Records from a collection of figures
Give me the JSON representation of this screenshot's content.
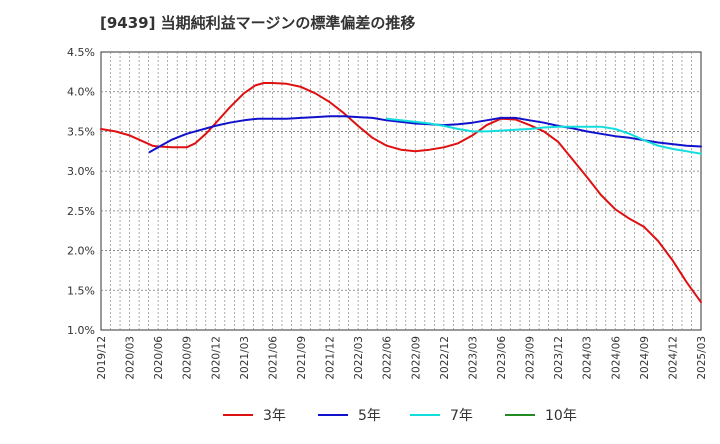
{
  "title": "[9439]  当期純利益マージンの標準偏差の推移",
  "chart_data": {
    "type": "line",
    "y_ticks": [
      "4.5%",
      "4.0%",
      "3.5%",
      "3.0%",
      "2.5%",
      "2.0%",
      "1.5%",
      "1.0%"
    ],
    "y_tick_values": [
      4.5,
      4.0,
      3.5,
      3.0,
      2.5,
      2.0,
      1.5,
      1.0
    ],
    "ylim": [
      1.0,
      4.5
    ],
    "x_ticks": [
      "2019/12",
      "2020/03",
      "2020/06",
      "2020/09",
      "2020/12",
      "2021/03",
      "2021/06",
      "2021/09",
      "2021/12",
      "2022/03",
      "2022/06",
      "2022/09",
      "2022/12",
      "2023/03",
      "2023/06",
      "2023/09",
      "2023/12",
      "2024/03",
      "2024/06",
      "2024/09",
      "2024/12",
      "2025/03"
    ],
    "grid": true,
    "legend_position": "bottom",
    "series": [
      {
        "name": "3年",
        "color": "#dd1111",
        "points": [
          [
            0,
            3.53
          ],
          [
            0.5,
            3.5
          ],
          [
            1,
            3.45
          ],
          [
            1.5,
            3.37
          ],
          [
            1.8,
            3.32
          ],
          [
            2,
            3.31
          ],
          [
            2.5,
            3.3
          ],
          [
            3,
            3.3
          ],
          [
            3.3,
            3.35
          ],
          [
            3.7,
            3.48
          ],
          [
            4,
            3.6
          ],
          [
            4.5,
            3.8
          ],
          [
            5,
            3.98
          ],
          [
            5.4,
            4.08
          ],
          [
            5.7,
            4.11
          ],
          [
            6,
            4.11
          ],
          [
            6.5,
            4.1
          ],
          [
            7,
            4.06
          ],
          [
            7.5,
            3.98
          ],
          [
            8,
            3.87
          ],
          [
            8.5,
            3.73
          ],
          [
            9,
            3.57
          ],
          [
            9.5,
            3.42
          ],
          [
            10,
            3.32
          ],
          [
            10.5,
            3.27
          ],
          [
            11,
            3.25
          ],
          [
            11.5,
            3.27
          ],
          [
            12,
            3.3
          ],
          [
            12.5,
            3.35
          ],
          [
            13,
            3.45
          ],
          [
            13.5,
            3.58
          ],
          [
            14,
            3.66
          ],
          [
            14.5,
            3.65
          ],
          [
            15,
            3.58
          ],
          [
            15.5,
            3.5
          ],
          [
            16,
            3.37
          ],
          [
            16.5,
            3.15
          ],
          [
            17,
            2.93
          ],
          [
            17.5,
            2.7
          ],
          [
            18,
            2.52
          ],
          [
            18.5,
            2.4
          ],
          [
            19,
            2.3
          ],
          [
            19.5,
            2.12
          ],
          [
            20,
            1.88
          ],
          [
            20.5,
            1.6
          ],
          [
            21,
            1.35
          ]
        ]
      },
      {
        "name": "5年",
        "color": "#1111cc",
        "points": [
          [
            1.7,
            3.24
          ],
          [
            2,
            3.3
          ],
          [
            2.5,
            3.4
          ],
          [
            3,
            3.47
          ],
          [
            3.5,
            3.52
          ],
          [
            4,
            3.57
          ],
          [
            4.5,
            3.61
          ],
          [
            5,
            3.64
          ],
          [
            5.5,
            3.66
          ],
          [
            6,
            3.66
          ],
          [
            6.5,
            3.66
          ],
          [
            7,
            3.67
          ],
          [
            7.5,
            3.68
          ],
          [
            8,
            3.69
          ],
          [
            8.5,
            3.69
          ],
          [
            9,
            3.68
          ],
          [
            9.5,
            3.67
          ],
          [
            10,
            3.64
          ],
          [
            10.5,
            3.62
          ],
          [
            11,
            3.6
          ],
          [
            11.5,
            3.59
          ],
          [
            12,
            3.58
          ],
          [
            12.5,
            3.59
          ],
          [
            13,
            3.61
          ],
          [
            13.5,
            3.64
          ],
          [
            14,
            3.67
          ],
          [
            14.5,
            3.67
          ],
          [
            15,
            3.64
          ],
          [
            15.5,
            3.61
          ],
          [
            16,
            3.57
          ],
          [
            16.5,
            3.54
          ],
          [
            17,
            3.5
          ],
          [
            17.5,
            3.47
          ],
          [
            18,
            3.44
          ],
          [
            18.5,
            3.42
          ],
          [
            19,
            3.39
          ],
          [
            19.5,
            3.36
          ],
          [
            20,
            3.34
          ],
          [
            20.5,
            3.32
          ],
          [
            21,
            3.31
          ]
        ]
      },
      {
        "name": "7年",
        "color": "#11dddd",
        "points": [
          [
            10,
            3.66
          ],
          [
            10.5,
            3.64
          ],
          [
            11,
            3.62
          ],
          [
            11.5,
            3.6
          ],
          [
            12,
            3.57
          ],
          [
            12.5,
            3.53
          ],
          [
            13,
            3.5
          ],
          [
            13.5,
            3.5
          ],
          [
            14,
            3.51
          ],
          [
            14.5,
            3.52
          ],
          [
            15,
            3.53
          ],
          [
            15.5,
            3.55
          ],
          [
            16,
            3.56
          ],
          [
            16.5,
            3.56
          ],
          [
            17,
            3.56
          ],
          [
            17.5,
            3.56
          ],
          [
            18,
            3.53
          ],
          [
            18.5,
            3.47
          ],
          [
            19,
            3.39
          ],
          [
            19.5,
            3.32
          ],
          [
            20,
            3.28
          ],
          [
            20.5,
            3.25
          ],
          [
            21,
            3.22
          ]
        ]
      },
      {
        "name": "10年",
        "color": "#228b22",
        "points": []
      }
    ]
  }
}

REQUIREMENTS
Count the lines that hold the string "color" and state that number alone.

WRITTEN ANSWER
4